start Records for the exercise
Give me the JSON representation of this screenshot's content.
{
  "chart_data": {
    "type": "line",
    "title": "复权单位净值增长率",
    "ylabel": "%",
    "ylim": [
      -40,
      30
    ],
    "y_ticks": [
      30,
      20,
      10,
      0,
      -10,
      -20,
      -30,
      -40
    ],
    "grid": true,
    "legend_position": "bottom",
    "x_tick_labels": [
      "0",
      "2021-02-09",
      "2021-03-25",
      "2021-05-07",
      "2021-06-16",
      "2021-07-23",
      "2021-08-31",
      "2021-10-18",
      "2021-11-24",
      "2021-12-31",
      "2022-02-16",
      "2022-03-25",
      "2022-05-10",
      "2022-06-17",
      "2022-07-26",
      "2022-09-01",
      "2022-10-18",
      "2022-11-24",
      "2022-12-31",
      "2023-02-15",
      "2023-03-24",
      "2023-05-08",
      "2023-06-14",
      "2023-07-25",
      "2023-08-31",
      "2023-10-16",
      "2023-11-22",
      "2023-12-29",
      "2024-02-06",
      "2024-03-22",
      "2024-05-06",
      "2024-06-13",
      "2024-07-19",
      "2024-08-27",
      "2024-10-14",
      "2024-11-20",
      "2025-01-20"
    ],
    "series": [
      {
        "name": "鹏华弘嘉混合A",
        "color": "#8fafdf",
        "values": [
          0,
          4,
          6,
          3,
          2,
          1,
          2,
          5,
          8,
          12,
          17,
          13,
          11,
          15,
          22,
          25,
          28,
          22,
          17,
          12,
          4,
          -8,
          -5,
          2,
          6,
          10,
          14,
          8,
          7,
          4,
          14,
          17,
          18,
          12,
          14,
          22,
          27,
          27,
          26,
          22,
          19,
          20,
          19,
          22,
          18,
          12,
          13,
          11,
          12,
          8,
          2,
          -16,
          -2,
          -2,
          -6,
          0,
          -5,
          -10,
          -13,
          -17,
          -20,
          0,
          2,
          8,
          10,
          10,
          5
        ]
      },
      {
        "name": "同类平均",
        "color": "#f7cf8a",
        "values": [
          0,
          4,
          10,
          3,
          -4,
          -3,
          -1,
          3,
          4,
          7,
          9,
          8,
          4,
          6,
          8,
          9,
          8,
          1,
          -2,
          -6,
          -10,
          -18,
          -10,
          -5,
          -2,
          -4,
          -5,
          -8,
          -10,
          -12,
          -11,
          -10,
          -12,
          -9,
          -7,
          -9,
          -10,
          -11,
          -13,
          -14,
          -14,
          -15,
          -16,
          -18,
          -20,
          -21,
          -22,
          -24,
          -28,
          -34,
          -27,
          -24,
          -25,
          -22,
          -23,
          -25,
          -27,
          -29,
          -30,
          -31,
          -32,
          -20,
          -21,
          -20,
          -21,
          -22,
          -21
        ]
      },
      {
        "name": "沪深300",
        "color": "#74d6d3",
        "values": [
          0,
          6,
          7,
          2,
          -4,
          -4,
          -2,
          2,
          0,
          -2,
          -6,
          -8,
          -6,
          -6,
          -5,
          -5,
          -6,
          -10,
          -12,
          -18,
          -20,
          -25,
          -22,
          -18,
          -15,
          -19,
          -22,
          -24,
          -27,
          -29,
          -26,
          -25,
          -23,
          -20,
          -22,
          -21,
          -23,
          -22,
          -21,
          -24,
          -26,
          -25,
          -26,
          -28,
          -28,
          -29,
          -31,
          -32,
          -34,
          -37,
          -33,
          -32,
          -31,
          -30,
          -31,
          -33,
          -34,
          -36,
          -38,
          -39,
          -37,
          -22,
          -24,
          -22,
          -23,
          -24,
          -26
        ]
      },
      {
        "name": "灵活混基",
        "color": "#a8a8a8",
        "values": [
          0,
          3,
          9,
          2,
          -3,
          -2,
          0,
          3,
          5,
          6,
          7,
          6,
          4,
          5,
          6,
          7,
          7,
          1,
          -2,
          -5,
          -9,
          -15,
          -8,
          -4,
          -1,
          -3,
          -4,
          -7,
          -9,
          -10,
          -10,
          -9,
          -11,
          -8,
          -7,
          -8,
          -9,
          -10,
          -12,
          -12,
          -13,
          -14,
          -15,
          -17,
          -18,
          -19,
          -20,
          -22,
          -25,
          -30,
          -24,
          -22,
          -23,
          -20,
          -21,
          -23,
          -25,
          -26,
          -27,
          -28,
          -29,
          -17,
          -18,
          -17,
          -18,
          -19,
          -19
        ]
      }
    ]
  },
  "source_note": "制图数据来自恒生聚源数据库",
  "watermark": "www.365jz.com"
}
end Records for the exercise
**Problem to solve:**
Find the lines of the material that hold the word "name" and report their count alone.

**The solution:**
4